## Begin RECORDED DATA
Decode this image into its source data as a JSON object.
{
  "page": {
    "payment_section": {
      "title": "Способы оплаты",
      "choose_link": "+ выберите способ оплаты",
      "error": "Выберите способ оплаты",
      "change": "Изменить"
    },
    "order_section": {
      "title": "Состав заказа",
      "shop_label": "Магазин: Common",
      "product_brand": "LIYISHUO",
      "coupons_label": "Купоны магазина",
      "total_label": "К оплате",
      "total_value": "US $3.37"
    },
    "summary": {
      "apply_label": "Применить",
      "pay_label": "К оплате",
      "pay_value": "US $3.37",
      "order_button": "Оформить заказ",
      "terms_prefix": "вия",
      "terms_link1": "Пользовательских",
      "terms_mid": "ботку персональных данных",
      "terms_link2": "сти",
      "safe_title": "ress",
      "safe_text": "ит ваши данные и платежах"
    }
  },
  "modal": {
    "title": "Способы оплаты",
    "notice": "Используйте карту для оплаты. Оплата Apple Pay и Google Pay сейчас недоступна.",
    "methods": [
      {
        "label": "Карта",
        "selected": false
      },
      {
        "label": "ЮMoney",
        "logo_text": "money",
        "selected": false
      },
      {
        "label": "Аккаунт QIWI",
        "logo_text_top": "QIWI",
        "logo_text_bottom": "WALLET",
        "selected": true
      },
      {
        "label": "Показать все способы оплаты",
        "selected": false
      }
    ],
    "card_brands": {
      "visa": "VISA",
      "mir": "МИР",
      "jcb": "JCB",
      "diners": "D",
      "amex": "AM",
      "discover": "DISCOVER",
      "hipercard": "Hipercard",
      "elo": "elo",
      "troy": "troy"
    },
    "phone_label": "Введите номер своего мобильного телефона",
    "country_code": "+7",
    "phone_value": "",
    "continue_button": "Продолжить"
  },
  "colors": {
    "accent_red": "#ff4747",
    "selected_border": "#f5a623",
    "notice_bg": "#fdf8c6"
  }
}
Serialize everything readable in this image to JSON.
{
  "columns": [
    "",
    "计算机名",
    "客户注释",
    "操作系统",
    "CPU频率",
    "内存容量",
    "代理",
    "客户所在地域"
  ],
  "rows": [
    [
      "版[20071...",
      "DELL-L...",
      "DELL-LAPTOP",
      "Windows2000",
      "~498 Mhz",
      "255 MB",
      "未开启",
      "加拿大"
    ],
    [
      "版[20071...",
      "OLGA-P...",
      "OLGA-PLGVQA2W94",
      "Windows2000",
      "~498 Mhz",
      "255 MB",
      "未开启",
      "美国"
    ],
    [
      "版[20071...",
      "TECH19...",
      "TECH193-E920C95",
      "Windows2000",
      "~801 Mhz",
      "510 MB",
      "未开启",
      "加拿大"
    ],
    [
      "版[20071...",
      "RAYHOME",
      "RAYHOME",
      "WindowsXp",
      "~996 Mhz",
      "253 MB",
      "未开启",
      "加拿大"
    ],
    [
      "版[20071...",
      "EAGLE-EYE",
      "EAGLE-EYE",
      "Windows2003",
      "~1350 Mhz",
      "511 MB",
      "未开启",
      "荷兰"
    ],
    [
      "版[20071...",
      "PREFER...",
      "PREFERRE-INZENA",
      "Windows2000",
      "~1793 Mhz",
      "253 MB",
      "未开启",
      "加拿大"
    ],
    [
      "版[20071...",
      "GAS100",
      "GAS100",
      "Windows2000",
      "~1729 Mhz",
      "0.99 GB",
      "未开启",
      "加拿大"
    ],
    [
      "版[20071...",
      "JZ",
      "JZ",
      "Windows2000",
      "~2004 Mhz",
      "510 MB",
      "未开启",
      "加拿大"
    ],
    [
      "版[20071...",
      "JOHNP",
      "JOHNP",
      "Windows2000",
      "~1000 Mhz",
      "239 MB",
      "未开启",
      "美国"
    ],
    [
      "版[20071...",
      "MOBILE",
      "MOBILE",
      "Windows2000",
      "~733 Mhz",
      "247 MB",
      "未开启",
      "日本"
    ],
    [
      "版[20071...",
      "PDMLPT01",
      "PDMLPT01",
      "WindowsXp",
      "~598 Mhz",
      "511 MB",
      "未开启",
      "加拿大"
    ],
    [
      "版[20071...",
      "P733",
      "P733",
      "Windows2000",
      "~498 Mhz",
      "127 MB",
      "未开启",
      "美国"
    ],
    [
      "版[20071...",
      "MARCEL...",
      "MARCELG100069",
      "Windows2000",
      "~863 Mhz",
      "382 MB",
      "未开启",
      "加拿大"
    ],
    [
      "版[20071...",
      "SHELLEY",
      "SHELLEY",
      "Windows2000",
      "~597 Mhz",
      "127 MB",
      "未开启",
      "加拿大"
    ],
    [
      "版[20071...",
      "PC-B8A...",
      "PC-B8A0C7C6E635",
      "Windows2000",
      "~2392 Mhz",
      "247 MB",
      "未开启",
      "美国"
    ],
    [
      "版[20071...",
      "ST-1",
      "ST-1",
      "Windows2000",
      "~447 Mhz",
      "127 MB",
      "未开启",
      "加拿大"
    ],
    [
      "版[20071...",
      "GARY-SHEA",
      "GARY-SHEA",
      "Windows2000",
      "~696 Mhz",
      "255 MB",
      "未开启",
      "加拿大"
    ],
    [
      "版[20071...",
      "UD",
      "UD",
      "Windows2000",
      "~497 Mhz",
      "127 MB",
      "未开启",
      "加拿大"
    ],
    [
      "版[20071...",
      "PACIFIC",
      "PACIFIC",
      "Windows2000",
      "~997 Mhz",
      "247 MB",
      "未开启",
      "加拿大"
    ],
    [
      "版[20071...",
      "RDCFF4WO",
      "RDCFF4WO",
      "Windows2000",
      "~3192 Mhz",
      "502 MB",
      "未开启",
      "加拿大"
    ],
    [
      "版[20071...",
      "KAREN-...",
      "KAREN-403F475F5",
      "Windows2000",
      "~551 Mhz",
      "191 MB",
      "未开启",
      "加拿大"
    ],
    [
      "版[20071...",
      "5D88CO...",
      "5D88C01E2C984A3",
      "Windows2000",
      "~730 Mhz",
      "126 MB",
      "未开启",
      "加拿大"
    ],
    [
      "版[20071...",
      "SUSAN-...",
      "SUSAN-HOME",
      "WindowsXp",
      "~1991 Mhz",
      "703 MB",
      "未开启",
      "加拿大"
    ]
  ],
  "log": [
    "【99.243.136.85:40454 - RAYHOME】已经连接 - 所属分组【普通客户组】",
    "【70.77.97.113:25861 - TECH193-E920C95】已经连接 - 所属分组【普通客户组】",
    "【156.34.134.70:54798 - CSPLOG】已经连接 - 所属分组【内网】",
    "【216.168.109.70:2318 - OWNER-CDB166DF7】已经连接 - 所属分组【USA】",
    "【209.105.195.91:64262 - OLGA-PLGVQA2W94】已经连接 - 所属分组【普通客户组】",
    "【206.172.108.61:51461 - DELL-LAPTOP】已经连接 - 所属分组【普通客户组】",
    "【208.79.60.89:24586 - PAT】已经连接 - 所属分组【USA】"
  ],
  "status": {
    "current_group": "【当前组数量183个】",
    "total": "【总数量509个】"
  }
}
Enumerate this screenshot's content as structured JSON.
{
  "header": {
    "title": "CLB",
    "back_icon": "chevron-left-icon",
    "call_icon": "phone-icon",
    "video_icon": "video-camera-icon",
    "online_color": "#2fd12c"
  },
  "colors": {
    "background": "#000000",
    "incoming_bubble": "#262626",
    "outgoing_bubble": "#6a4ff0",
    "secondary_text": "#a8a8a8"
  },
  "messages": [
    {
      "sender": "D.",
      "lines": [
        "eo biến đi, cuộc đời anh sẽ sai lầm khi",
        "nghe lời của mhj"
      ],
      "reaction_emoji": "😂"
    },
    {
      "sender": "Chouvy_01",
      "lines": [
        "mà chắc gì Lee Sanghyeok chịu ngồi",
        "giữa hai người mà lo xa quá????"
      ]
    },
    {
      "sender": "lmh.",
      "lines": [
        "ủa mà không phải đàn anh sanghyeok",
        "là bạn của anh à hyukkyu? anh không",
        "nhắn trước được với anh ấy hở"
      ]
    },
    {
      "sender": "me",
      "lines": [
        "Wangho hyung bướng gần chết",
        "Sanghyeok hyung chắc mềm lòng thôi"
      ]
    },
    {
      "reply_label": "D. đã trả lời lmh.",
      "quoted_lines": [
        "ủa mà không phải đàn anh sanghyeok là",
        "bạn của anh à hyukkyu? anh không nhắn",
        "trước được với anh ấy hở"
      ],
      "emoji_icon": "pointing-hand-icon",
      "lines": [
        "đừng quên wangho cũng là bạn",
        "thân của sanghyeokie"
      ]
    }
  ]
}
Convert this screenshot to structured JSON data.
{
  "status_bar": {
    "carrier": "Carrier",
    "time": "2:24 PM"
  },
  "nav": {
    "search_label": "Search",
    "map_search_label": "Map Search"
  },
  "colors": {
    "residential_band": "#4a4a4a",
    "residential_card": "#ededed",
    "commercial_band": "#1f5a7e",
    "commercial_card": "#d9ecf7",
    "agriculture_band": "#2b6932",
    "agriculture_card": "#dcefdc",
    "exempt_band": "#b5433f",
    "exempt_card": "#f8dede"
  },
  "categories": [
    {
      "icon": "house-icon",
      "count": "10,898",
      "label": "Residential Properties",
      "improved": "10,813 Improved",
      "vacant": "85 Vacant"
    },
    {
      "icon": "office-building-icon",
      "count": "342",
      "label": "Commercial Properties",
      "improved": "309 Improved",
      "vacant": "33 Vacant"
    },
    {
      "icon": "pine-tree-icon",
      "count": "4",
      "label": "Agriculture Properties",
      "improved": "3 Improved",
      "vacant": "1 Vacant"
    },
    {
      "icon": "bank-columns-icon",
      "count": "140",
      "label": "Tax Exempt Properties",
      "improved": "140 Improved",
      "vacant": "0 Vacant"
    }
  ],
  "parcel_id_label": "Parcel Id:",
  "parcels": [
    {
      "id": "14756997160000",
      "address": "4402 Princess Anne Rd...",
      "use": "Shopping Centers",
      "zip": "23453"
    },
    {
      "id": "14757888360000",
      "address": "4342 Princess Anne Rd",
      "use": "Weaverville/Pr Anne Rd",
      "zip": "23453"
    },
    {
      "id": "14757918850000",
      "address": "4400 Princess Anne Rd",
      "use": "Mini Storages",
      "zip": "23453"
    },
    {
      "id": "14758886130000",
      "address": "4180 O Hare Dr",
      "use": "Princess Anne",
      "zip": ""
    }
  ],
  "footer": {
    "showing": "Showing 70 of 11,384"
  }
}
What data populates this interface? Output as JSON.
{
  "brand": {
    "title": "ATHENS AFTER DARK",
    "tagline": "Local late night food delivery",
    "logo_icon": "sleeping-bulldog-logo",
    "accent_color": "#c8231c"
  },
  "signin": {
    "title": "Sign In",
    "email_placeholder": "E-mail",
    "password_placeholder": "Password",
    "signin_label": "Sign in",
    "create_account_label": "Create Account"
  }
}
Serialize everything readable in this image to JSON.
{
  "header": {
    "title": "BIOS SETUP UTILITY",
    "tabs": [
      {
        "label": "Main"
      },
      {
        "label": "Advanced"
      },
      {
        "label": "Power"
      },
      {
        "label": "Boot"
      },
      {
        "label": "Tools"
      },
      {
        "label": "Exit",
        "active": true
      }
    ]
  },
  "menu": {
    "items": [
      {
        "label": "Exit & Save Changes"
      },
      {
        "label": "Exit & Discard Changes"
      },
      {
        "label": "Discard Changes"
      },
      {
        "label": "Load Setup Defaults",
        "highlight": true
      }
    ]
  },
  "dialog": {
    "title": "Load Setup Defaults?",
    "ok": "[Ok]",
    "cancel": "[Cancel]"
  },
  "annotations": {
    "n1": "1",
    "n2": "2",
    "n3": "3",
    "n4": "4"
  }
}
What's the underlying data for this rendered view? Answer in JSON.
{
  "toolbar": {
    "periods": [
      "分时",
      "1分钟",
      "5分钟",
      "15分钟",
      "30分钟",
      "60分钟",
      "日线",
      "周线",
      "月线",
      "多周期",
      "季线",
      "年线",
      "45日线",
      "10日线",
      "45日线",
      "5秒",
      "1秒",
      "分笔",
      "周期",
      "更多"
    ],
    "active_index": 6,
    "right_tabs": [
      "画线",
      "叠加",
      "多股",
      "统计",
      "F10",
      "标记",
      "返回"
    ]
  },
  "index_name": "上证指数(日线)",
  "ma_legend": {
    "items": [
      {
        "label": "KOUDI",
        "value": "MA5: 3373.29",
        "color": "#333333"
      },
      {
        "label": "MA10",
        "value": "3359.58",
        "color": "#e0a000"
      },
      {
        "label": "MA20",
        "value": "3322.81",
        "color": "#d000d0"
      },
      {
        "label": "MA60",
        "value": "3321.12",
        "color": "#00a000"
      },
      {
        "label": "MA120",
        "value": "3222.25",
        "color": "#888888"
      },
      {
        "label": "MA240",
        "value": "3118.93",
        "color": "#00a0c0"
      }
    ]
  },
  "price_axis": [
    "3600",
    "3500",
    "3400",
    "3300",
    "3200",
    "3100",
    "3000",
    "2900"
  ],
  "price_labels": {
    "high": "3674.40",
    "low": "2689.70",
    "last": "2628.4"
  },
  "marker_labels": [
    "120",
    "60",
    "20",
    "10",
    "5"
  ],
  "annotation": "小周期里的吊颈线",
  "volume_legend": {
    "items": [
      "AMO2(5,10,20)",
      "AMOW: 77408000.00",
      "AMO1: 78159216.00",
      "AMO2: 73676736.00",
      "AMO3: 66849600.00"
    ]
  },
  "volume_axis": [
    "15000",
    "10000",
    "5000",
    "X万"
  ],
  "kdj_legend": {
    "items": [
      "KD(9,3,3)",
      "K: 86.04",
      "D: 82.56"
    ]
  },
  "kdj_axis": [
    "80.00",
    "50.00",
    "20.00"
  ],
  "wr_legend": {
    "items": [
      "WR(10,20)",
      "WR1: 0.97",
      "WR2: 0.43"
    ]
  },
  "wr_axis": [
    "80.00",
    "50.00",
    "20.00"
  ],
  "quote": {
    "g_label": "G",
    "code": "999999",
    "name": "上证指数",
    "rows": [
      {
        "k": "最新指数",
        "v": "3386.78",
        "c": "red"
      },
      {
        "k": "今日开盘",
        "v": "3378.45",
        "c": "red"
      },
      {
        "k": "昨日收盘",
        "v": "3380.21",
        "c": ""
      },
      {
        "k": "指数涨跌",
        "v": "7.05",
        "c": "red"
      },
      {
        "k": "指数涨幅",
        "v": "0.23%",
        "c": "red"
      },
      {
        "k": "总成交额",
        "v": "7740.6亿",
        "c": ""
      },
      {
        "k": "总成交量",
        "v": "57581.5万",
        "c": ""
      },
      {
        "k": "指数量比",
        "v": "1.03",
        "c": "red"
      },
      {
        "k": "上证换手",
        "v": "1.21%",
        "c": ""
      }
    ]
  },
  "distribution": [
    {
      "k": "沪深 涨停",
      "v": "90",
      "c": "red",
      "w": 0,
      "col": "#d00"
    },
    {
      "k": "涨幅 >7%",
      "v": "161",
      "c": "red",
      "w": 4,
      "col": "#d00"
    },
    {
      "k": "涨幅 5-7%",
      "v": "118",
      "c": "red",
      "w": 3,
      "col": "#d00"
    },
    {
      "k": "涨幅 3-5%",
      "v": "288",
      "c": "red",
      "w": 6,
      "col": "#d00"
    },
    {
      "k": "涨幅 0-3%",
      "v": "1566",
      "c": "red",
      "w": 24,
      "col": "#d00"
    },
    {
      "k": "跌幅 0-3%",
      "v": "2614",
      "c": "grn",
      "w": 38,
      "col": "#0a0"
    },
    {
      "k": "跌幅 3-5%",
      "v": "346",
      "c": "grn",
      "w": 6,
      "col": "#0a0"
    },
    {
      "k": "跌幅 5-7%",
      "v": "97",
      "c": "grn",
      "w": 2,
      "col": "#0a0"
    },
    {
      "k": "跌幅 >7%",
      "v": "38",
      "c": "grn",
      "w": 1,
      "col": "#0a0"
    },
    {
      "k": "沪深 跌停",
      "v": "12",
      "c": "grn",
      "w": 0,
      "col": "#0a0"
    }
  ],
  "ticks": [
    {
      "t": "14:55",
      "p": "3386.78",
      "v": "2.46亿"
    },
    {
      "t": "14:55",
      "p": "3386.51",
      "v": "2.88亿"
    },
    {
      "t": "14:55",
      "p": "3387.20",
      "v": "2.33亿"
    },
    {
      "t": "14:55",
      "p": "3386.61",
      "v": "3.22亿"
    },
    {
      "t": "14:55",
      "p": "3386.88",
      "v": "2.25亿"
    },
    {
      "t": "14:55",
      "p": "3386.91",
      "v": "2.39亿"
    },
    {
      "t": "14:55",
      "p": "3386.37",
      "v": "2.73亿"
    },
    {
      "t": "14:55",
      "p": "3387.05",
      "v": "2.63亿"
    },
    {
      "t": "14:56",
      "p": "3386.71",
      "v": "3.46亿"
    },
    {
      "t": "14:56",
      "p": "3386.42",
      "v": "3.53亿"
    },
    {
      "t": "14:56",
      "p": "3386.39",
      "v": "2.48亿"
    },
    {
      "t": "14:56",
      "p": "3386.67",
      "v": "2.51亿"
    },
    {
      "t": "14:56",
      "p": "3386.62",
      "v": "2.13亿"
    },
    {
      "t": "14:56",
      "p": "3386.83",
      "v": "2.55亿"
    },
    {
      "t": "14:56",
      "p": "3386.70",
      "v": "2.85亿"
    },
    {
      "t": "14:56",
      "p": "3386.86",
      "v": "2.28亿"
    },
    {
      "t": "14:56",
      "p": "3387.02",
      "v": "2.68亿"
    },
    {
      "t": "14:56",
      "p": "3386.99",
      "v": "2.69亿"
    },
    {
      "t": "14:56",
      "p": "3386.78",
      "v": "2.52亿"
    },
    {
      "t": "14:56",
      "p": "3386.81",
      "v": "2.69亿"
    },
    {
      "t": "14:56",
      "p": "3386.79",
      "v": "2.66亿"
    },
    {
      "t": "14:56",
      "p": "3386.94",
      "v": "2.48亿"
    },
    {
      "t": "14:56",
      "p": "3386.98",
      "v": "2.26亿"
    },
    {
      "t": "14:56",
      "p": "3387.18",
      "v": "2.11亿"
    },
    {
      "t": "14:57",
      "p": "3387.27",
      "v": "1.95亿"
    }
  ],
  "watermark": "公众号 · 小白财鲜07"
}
## End RECORDED DATA
** PROMPT **
Copy every line of the records above that holds the word "address".

** RESPONSE **
      "address": "4402 Princess Anne Rd...",
      "address": "4342 Princess Anne Rd",
      "address": "4400 Princess Anne Rd",
      "address": "4180 O Hare Dr",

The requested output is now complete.